» Requirement
Extract all lines that hold "this" from the records below.

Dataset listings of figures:

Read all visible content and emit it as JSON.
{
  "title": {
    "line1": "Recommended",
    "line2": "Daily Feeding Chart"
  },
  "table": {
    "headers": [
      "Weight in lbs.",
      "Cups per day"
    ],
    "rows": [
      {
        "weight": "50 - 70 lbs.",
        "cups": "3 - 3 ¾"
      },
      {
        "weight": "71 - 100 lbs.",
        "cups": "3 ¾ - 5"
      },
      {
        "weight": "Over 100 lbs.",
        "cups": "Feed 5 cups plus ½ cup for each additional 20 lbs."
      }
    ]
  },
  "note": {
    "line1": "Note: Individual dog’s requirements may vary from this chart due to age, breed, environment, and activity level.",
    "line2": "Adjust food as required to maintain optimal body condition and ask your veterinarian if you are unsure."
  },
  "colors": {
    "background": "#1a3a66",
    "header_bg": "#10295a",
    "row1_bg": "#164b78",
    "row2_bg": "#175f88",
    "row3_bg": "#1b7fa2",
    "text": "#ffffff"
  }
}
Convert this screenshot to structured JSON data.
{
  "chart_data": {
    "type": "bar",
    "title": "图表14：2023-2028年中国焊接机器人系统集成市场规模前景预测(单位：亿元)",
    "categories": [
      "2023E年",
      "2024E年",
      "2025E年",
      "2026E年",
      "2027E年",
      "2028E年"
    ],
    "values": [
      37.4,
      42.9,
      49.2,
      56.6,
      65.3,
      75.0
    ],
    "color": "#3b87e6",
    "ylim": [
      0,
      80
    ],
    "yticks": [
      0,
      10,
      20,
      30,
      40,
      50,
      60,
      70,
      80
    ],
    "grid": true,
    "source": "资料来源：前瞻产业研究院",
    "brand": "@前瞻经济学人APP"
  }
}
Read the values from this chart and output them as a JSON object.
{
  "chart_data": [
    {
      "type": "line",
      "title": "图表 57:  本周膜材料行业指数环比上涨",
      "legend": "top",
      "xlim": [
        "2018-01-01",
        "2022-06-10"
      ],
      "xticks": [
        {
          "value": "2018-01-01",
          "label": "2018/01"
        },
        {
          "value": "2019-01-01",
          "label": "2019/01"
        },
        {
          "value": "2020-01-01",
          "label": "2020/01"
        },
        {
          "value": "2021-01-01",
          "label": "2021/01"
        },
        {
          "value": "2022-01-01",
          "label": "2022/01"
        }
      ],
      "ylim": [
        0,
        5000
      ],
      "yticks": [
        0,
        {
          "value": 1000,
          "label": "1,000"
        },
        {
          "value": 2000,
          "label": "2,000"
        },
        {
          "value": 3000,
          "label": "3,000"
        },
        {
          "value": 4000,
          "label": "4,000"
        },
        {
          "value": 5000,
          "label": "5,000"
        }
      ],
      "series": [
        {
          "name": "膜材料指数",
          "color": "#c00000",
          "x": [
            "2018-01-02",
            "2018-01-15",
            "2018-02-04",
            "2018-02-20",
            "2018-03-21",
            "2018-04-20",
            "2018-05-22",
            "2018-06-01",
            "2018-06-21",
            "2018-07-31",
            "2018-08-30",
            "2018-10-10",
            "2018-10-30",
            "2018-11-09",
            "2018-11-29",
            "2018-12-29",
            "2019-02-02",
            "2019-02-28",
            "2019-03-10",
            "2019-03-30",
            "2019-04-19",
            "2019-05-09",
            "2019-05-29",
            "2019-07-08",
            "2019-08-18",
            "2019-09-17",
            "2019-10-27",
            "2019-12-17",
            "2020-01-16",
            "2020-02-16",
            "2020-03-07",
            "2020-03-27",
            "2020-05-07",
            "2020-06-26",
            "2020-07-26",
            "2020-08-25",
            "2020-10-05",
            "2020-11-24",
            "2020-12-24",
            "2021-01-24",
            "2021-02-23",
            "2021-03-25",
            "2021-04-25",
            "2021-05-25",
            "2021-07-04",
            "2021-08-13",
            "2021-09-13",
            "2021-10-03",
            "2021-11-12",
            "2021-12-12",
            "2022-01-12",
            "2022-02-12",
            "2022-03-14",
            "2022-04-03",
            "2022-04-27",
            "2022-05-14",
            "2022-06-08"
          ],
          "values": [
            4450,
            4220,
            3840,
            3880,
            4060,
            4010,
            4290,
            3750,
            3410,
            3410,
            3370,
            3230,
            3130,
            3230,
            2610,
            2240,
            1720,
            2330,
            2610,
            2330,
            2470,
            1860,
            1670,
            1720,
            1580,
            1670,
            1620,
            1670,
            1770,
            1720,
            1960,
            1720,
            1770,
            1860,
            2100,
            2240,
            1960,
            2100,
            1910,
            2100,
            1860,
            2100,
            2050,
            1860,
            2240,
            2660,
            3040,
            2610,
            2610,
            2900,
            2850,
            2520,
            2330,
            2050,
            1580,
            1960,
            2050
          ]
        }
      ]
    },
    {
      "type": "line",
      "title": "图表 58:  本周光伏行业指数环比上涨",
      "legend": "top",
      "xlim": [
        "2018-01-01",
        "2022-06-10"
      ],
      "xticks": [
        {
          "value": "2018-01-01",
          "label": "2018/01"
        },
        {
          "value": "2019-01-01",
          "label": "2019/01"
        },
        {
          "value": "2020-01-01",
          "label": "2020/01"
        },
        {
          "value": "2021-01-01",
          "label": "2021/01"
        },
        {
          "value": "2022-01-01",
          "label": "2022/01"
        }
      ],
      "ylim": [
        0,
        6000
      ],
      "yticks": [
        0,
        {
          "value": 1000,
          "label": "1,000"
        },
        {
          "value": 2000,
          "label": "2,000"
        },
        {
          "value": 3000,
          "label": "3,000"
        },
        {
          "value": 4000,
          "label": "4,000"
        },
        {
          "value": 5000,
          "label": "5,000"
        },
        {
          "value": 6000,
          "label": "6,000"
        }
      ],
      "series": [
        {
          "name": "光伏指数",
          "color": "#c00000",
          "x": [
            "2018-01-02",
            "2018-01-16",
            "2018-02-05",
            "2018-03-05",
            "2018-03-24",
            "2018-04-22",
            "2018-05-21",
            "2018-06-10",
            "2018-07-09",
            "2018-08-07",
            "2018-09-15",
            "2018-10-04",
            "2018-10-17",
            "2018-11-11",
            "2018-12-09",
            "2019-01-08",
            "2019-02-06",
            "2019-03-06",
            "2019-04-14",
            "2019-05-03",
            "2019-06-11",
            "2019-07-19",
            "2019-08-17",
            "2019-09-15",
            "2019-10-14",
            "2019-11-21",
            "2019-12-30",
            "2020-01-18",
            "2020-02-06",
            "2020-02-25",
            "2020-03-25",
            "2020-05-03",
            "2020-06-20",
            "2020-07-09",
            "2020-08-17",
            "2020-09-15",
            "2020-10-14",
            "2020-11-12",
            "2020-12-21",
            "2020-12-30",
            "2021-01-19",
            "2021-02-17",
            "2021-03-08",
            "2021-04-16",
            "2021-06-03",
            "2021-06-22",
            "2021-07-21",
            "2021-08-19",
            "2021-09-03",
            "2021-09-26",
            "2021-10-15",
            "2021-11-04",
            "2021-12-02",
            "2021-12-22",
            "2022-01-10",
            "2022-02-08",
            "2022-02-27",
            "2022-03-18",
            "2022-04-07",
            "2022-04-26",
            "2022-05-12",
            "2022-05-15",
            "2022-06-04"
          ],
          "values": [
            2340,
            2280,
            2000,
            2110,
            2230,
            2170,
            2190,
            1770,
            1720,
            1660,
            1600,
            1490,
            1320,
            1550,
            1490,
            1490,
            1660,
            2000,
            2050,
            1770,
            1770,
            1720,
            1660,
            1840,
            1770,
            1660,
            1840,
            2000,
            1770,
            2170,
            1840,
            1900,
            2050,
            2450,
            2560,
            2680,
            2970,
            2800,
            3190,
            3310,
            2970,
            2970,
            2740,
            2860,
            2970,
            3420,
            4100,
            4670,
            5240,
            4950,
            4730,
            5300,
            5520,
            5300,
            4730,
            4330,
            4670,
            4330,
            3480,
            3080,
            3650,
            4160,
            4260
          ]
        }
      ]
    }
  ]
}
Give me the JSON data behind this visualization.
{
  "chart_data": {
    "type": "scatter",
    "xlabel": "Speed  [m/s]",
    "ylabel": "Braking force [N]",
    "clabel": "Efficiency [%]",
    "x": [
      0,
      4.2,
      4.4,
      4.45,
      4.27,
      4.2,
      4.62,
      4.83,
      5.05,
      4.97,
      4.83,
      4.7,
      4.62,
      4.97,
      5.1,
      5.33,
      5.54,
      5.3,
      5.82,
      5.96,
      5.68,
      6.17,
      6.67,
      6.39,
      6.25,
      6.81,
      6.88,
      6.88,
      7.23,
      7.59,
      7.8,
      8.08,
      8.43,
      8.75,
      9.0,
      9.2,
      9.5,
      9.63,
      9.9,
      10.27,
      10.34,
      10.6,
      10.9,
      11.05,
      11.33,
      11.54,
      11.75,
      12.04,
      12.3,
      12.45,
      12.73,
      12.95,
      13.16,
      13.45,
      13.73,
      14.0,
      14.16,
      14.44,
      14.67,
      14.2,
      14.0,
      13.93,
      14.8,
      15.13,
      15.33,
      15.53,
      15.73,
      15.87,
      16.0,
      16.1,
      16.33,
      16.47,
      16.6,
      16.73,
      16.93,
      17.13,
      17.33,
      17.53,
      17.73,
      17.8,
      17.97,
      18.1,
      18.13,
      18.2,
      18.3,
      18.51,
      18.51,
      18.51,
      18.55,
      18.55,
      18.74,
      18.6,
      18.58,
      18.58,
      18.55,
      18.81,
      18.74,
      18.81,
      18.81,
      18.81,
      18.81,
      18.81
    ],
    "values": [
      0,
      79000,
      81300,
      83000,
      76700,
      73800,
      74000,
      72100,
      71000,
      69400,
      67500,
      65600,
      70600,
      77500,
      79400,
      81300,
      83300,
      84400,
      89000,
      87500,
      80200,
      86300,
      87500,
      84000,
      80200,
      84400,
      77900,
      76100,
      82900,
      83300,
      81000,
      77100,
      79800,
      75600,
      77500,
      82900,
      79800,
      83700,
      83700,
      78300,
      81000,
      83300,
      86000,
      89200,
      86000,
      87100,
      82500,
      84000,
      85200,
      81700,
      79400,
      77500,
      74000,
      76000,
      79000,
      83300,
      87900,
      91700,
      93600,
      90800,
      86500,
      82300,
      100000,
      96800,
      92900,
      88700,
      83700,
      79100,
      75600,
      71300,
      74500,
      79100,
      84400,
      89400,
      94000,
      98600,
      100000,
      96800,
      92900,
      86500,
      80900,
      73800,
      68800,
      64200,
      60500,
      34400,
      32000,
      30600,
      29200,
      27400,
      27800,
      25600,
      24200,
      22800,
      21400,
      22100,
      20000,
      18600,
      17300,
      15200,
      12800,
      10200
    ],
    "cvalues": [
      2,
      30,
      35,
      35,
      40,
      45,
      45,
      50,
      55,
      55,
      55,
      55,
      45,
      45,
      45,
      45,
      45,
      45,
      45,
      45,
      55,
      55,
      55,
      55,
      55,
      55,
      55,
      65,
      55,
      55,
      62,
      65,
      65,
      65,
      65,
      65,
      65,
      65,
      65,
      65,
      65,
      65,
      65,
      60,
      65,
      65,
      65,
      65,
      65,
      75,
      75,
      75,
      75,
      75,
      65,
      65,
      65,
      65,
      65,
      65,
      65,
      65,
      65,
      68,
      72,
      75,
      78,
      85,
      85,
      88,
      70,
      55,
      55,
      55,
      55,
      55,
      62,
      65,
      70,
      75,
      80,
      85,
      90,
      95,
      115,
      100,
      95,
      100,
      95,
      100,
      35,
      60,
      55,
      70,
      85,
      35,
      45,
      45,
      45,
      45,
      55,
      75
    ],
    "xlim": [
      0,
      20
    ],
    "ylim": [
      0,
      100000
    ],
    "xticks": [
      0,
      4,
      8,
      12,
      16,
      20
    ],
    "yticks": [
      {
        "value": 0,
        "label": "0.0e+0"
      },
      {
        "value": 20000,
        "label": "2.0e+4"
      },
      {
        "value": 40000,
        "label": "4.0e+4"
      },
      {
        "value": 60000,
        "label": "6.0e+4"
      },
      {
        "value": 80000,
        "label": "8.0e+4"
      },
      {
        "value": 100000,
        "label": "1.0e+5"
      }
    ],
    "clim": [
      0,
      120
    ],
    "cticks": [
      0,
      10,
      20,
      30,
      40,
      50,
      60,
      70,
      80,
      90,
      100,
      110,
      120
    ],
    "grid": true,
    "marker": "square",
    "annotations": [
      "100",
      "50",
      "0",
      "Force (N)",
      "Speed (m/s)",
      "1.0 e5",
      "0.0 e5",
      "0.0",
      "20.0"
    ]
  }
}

» Expected answer
    "line1": "Note: Individual dog’s requirements may vary from this chart due to age, breed, environment, and activity level.",
Convert this screenshot to structured JSON data.
Read the values from this chart and output them as a JSON object.
Give me the JSON data behind this visualization.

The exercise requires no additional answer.